# What is required
Print the entries that appear below, exactly as written and without their pictures.

-*-*-

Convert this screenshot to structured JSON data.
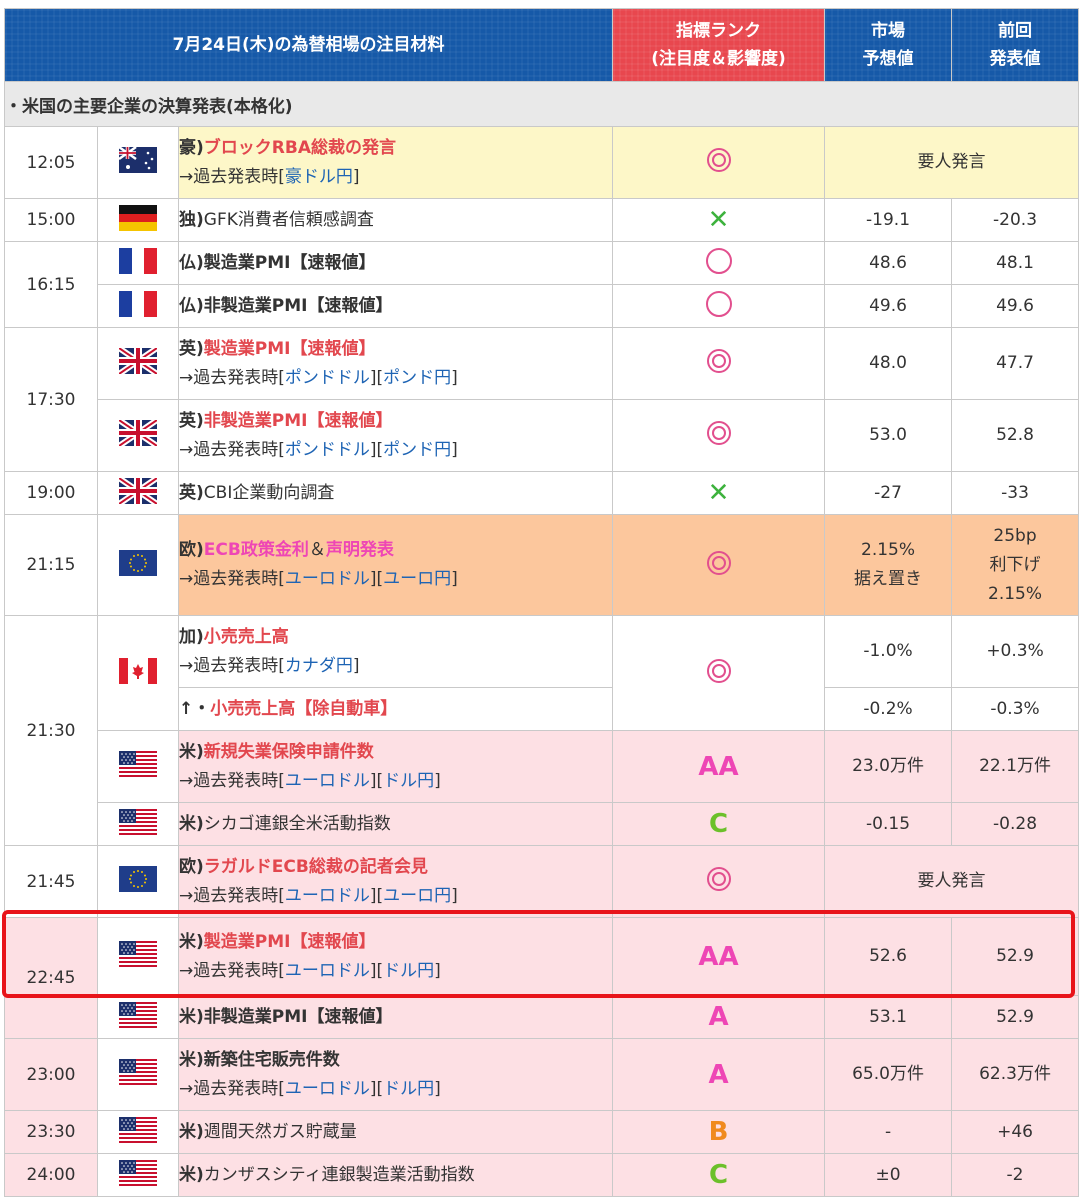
{
  "header": {
    "title": "7月24日(木)の為替相場の注目材料",
    "rank_label_1": "指標ランク",
    "rank_label_2": "(注目度＆影響度)",
    "forecast_label_1": "市場",
    "forecast_label_2": "予想値",
    "previous_label_1": "前回",
    "previous_label_2": "発表値"
  },
  "section_note": "・米国の主要企業の決算発表(本格化)",
  "rows": {
    "r1": {
      "time": "12:05",
      "flag": "australia-flag",
      "prefix": "豪)",
      "title": "ブロックRBA総裁の発言",
      "past_prefix": "→過去発表時[",
      "link1": "豪ドル円",
      "past_suffix": "]",
      "rank": "double-circle",
      "merged_value": "要人発言"
    },
    "r2": {
      "time": "15:00",
      "flag": "germany-flag",
      "prefix": "独)",
      "title": "GFK消費者信頼感調査",
      "rank": "cross",
      "forecast": "-19.1",
      "previous": "-20.3"
    },
    "r3": {
      "time": "16:15",
      "flag": "france-flag",
      "prefix": "仏)",
      "title": "製造業PMI【速報値】",
      "rank": "circle",
      "forecast": "48.6",
      "previous": "48.1"
    },
    "r4": {
      "flag": "france-flag",
      "prefix": "仏)",
      "title": "非製造業PMI【速報値】",
      "rank": "circle",
      "forecast": "49.6",
      "previous": "49.6"
    },
    "r5": {
      "time": "17:30",
      "flag": "uk-flag",
      "prefix": "英)",
      "title": "製造業PMI【速報値】",
      "past_prefix": "→過去発表時[",
      "link1": "ポンドドル",
      "mid": "][",
      "link2": "ポンド円",
      "past_suffix": "]",
      "rank": "double-circle",
      "forecast": "48.0",
      "previous": "47.7"
    },
    "r6": {
      "flag": "uk-flag",
      "prefix": "英)",
      "title": "非製造業PMI【速報値】",
      "past_prefix": "→過去発表時[",
      "link1": "ポンドドル",
      "mid": "][",
      "link2": "ポンド円",
      "past_suffix": "]",
      "rank": "double-circle",
      "forecast": "53.0",
      "previous": "52.8"
    },
    "r7": {
      "time": "19:00",
      "flag": "uk-flag",
      "prefix": "英)",
      "title": "CBI企業動向調査",
      "rank": "cross",
      "forecast": "-27",
      "previous": "-33"
    },
    "r8": {
      "time": "21:15",
      "flag": "eu-flag",
      "prefix": "欧)",
      "title": "ECB政策金利",
      "amp": "＆",
      "title2": "声明発表",
      "past_prefix": "→過去発表時[",
      "link1": "ユーロドル",
      "mid": "][",
      "link2": "ユーロ円",
      "past_suffix": "]",
      "rank": "double-circle",
      "forecast_1": "2.15%",
      "forecast_2": "据え置き",
      "previous_1": "25bp",
      "previous_2": "利下げ",
      "previous_3": "2.15%"
    },
    "r9": {
      "time": "21:30",
      "flag": "canada-flag",
      "prefix": "加)",
      "title": "小売売上高",
      "past_prefix": "→過去発表時[",
      "link1": "カナダ円",
      "past_suffix": "]",
      "rank": "double-circle",
      "forecast": "-1.0%",
      "previous": "+0.3%"
    },
    "r10": {
      "prefix": "↑・",
      "title": "小売売上高【除自動車】",
      "forecast": "-0.2%",
      "previous": "-0.3%"
    },
    "r11": {
      "flag": "us-flag",
      "prefix": "米)",
      "title": "新規失業保険申請件数",
      "past_prefix": "→過去発表時[",
      "link1": "ユーロドル",
      "mid": "][",
      "link2": "ドル円",
      "past_suffix": "]",
      "rank": "AA",
      "forecast": "23.0万件",
      "previous": "22.1万件"
    },
    "r12": {
      "flag": "us-flag",
      "prefix": "米)",
      "title": "シカゴ連銀全米活動指数",
      "rank": "C",
      "forecast": "-0.15",
      "previous": "-0.28"
    },
    "r13": {
      "time": "21:45",
      "flag": "eu-flag",
      "prefix": "欧)",
      "title": "ラガルドECB総裁の記者会見",
      "past_prefix": "→過去発表時[",
      "link1": "ユーロドル",
      "mid": "][",
      "link2": "ユーロ円",
      "past_suffix": "]",
      "rank": "double-circle",
      "merged_value": "要人発言"
    },
    "r14": {
      "time": "22:45",
      "flag": "us-flag",
      "prefix": "米)",
      "title": "製造業PMI【速報値】",
      "past_prefix": "→過去発表時[",
      "link1": "ユーロドル",
      "mid": "][",
      "link2": "ドル円",
      "past_suffix": "]",
      "rank": "AA",
      "forecast": "52.6",
      "previous": "52.9"
    },
    "r15": {
      "flag": "us-flag",
      "prefix": "米)",
      "title": "非製造業PMI【速報値】",
      "rank": "A",
      "forecast": "53.1",
      "previous": "52.9"
    },
    "r16": {
      "time": "23:00",
      "flag": "us-flag",
      "prefix": "米)",
      "title": "新築住宅販売件数",
      "past_prefix": "→過去発表時[",
      "link1": "ユーロドル",
      "mid": "][",
      "link2": "ドル円",
      "past_suffix": "]",
      "rank": "A",
      "forecast": "65.0万件",
      "previous": "62.3万件"
    },
    "r17": {
      "time": "23:30",
      "flag": "us-flag",
      "prefix": "米)",
      "title": "週間天然ガス貯蔵量",
      "rank": "B",
      "forecast": "-",
      "previous": "+46"
    },
    "r18": {
      "time": "24:00",
      "flag": "us-flag",
      "prefix": "米)",
      "title": "カンザスシティ連銀製造業活動指数",
      "rank": "C",
      "forecast": "±0",
      "previous": "-2"
    }
  },
  "colors": {
    "header_blue": "#1659a8",
    "header_red": "#e8474e",
    "highlight_red": "#e8141a",
    "yellow_row": "#fdf7c8",
    "orange_row": "#fcc79d",
    "pink_row": "#fde0e4"
  }
}
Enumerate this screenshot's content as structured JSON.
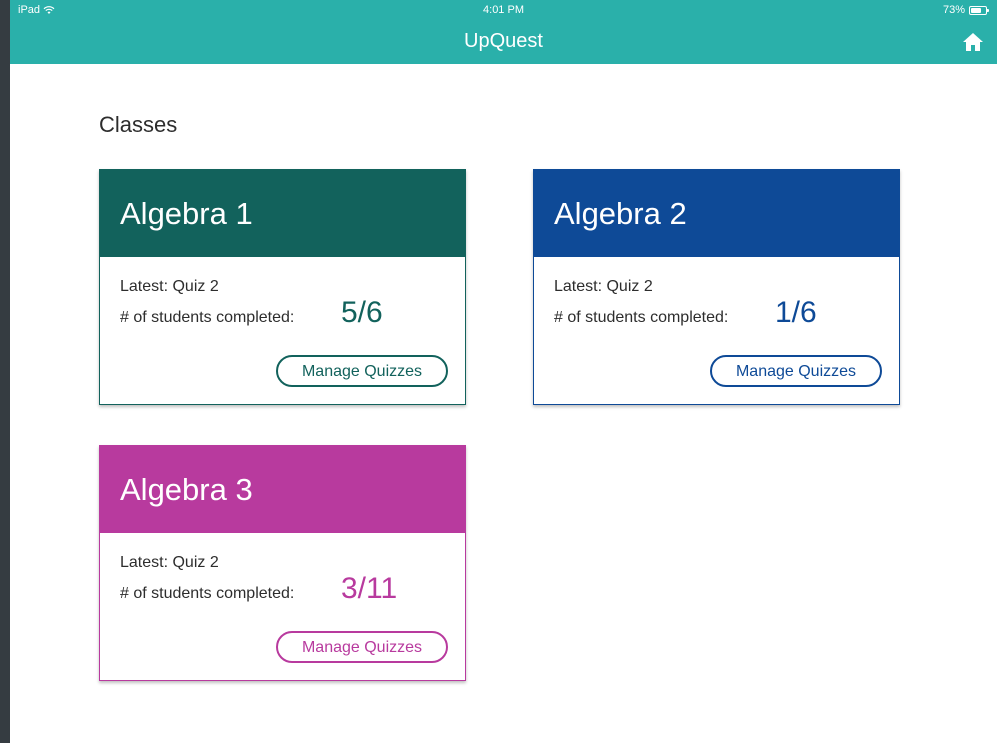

-*-*-

# Problem solution
Convert this screenshot to structured JSON data.
{
  "header": {
    "title": "7月24日(木)の為替相場の注目材料",
    "rank_label_1": "指標ランク",
    "rank_label_2": "(注目度＆影響度)",
    "forecast_label_1": "市場",
    "forecast_label_2": "予想値",
    "previous_label_1": "前回",
    "previous_label_2": "発表値"
  },
  "section_note": "・米国の主要企業の決算発表(本格化)",
  "rows": {
    "r1": {
      "time": "12:05",
      "flag": "australia-flag",
      "prefix": "豪)",
      "title": "ブロックRBA総裁の発言",
      "past_prefix": "→過去発表時[",
      "link1": "豪ドル円",
      "past_suffix": "]",
      "rank": "double-circle",
      "merged_value": "要人発言"
    },
    "r2": {
      "time": "15:00",
      "flag": "germany-flag",
      "prefix": "独)",
      "title": "GFK消費者信頼感調査",
      "rank": "cross",
      "forecast": "-19.1",
      "previous": "-20.3"
    },
    "r3": {
      "time": "16:15",
      "flag": "france-flag",
      "prefix": "仏)",
      "title": "製造業PMI【速報値】",
      "rank": "circle",
      "forecast": "48.6",
      "previous": "48.1"
    },
    "r4": {
      "flag": "france-flag",
      "prefix": "仏)",
      "title": "非製造業PMI【速報値】",
      "rank": "circle",
      "forecast": "49.6",
      "previous": "49.6"
    },
    "r5": {
      "time": "17:30",
      "flag": "uk-flag",
      "prefix": "英)",
      "title": "製造業PMI【速報値】",
      "past_prefix": "→過去発表時[",
      "link1": "ポンドドル",
      "mid": "][",
      "link2": "ポンド円",
      "past_suffix": "]",
      "rank": "double-circle",
      "forecast": "48.0",
      "previous": "47.7"
    },
    "r6": {
      "flag": "uk-flag",
      "prefix": "英)",
      "title": "非製造業PMI【速報値】",
      "past_prefix": "→過去発表時[",
      "link1": "ポンドドル",
      "mid": "][",
      "link2": "ポンド円",
      "past_suffix": "]",
      "rank": "double-circle",
      "forecast": "53.0",
      "previous": "52.8"
    },
    "r7": {
      "time": "19:00",
      "flag": "uk-flag",
      "prefix": "英)",
      "title": "CBI企業動向調査",
      "rank": "cross",
      "forecast": "-27",
      "previous": "-33"
    },
    "r8": {
      "time": "21:15",
      "flag": "eu-flag",
      "prefix": "欧)",
      "title": "ECB政策金利",
      "amp": "＆",
      "title2": "声明発表",
      "past_prefix": "→過去発表時[",
      "link1": "ユーロドル",
      "mid": "][",
      "link2": "ユーロ円",
      "past_suffix": "]",
      "rank": "double-circle",
      "forecast_1": "2.15%",
      "forecast_2": "据え置き",
      "previous_1": "25bp",
      "previous_2": "利下げ",
      "previous_3": "2.15%"
    },
    "r9": {
      "time": "21:30",
      "flag": "canada-flag",
      "prefix": "加)",
      "title": "小売売上高",
      "past_prefix": "→過去発表時[",
      "link1": "カナダ円",
      "past_suffix": "]",
      "rank": "double-circle",
      "forecast": "-1.0%",
      "previous": "+0.3%"
    },
    "r10": {
      "prefix": "↑・",
      "title": "小売売上高【除自動車】",
      "forecast": "-0.2%",
      "previous": "-0.3%"
    },
    "r11": {
      "flag": "us-flag",
      "prefix": "米)",
      "title": "新規失業保険申請件数",
      "past_prefix": "→過去発表時[",
      "link1": "ユーロドル",
      "mid": "][",
      "link2": "ドル円",
      "past_suffix": "]",
      "rank": "AA",
      "forecast": "23.0万件",
      "previous": "22.1万件"
    },
    "r12": {
      "flag": "us-flag",
      "prefix": "米)",
      "title": "シカゴ連銀全米活動指数",
      "rank": "C",
      "forecast": "-0.15",
      "previous": "-0.28"
    },
    "r13": {
      "time": "21:45",
      "flag": "eu-flag",
      "prefix": "欧)",
      "title": "ラガルドECB総裁の記者会見",
      "past_prefix": "→過去発表時[",
      "link1": "ユーロドル",
      "mid": "][",
      "link2": "ユーロ円",
      "past_suffix": "]",
      "rank": "double-circle",
      "merged_value": "要人発言"
    },
    "r14": {
      "time": "22:45",
      "flag": "us-flag",
      "prefix": "米)",
      "title": "製造業PMI【速報値】",
      "past_prefix": "→過去発表時[",
      "link1": "ユーロドル",
      "mid": "][",
      "link2": "ドル円",
      "past_suffix": "]",
      "rank": "AA",
      "forecast": "52.6",
      "previous": "52.9"
    },
    "r15": {
      "flag": "us-flag",
      "prefix": "米)",
      "title": "非製造業PMI【速報値】",
      "rank": "A",
      "forecast": "53.1",
      "previous": "52.9"
    },
    "r16": {
      "time": "23:00",
      "flag": "us-flag",
      "prefix": "米)",
      "title": "新築住宅販売件数",
      "past_prefix": "→過去発表時[",
      "link1": "ユーロドル",
      "mid": "][",
      "link2": "ドル円",
      "past_suffix": "]",
      "rank": "A",
      "forecast": "65.0万件",
      "previous": "62.3万件"
    },
    "r17": {
      "time": "23:30",
      "flag": "us-flag",
      "prefix": "米)",
      "title": "週間天然ガス貯蔵量",
      "rank": "B",
      "forecast": "-",
      "previous": "+46"
    },
    "r18": {
      "time": "24:00",
      "flag": "us-flag",
      "prefix": "米)",
      "title": "カンザスシティ連銀製造業活動指数",
      "rank": "C",
      "forecast": "±0",
      "previous": "-2"
    }
  },
  "colors": {
    "header_blue": "#1659a8",
    "header_red": "#e8474e",
    "highlight_red": "#e8141a",
    "yellow_row": "#fdf7c8",
    "orange_row": "#fcc79d",
    "pink_row": "#fde0e4"
  }
}
Enumerate this screenshot's content as structured JSON.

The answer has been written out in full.